Exercise requirements |
How many lines in the listing below include the word "What"? Answer with the number and nothing else.

Stored data
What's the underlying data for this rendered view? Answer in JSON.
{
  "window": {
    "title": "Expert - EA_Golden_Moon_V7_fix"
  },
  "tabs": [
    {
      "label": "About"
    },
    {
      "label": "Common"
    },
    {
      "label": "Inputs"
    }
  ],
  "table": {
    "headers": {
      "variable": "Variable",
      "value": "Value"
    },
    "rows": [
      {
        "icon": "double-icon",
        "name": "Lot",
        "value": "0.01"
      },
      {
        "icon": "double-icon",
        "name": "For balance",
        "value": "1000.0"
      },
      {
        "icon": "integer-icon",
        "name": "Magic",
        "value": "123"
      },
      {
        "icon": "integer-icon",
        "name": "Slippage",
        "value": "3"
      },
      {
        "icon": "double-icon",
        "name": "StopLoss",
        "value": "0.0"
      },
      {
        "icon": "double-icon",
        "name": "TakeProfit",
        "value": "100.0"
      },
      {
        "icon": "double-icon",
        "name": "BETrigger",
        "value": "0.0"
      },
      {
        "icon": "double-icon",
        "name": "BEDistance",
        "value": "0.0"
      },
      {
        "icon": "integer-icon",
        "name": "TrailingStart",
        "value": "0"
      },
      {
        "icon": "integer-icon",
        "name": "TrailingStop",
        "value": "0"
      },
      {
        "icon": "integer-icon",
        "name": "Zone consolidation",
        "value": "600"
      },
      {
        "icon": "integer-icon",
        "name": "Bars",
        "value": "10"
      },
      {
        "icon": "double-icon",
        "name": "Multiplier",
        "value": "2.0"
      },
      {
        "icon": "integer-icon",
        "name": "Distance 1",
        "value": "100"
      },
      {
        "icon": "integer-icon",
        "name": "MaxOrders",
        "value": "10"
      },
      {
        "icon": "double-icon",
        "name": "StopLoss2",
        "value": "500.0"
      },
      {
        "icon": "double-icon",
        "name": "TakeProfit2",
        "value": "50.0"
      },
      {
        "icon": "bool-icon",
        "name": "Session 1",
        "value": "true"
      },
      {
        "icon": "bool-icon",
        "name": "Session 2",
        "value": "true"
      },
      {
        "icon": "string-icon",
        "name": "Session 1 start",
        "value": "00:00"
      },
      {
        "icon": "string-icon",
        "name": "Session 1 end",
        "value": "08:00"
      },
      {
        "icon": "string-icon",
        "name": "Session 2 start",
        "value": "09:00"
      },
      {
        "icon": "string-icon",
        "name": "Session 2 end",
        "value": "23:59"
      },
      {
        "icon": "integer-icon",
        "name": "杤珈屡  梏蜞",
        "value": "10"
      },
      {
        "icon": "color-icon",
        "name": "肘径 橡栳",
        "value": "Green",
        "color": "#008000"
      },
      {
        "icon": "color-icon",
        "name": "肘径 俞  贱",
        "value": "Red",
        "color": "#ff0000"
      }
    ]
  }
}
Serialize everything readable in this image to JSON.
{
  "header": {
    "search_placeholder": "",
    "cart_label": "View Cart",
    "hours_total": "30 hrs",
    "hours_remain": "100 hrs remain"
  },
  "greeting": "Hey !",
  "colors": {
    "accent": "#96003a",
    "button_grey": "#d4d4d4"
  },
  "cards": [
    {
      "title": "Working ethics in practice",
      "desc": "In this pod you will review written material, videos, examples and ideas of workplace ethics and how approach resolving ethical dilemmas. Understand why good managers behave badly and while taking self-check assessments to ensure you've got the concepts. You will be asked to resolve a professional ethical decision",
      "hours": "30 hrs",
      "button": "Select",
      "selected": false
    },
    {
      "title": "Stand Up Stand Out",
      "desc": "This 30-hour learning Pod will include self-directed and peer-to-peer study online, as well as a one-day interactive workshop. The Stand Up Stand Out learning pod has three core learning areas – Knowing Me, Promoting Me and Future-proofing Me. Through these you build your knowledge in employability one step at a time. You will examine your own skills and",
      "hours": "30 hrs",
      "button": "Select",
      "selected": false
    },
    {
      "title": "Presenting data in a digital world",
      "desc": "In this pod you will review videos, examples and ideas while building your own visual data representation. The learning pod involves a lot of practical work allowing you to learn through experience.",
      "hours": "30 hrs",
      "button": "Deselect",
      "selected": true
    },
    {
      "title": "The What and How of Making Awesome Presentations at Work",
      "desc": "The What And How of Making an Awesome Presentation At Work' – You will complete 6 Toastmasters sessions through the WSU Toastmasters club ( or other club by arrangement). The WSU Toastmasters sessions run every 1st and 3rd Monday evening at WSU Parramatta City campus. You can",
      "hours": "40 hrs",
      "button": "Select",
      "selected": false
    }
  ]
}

Right answer |
3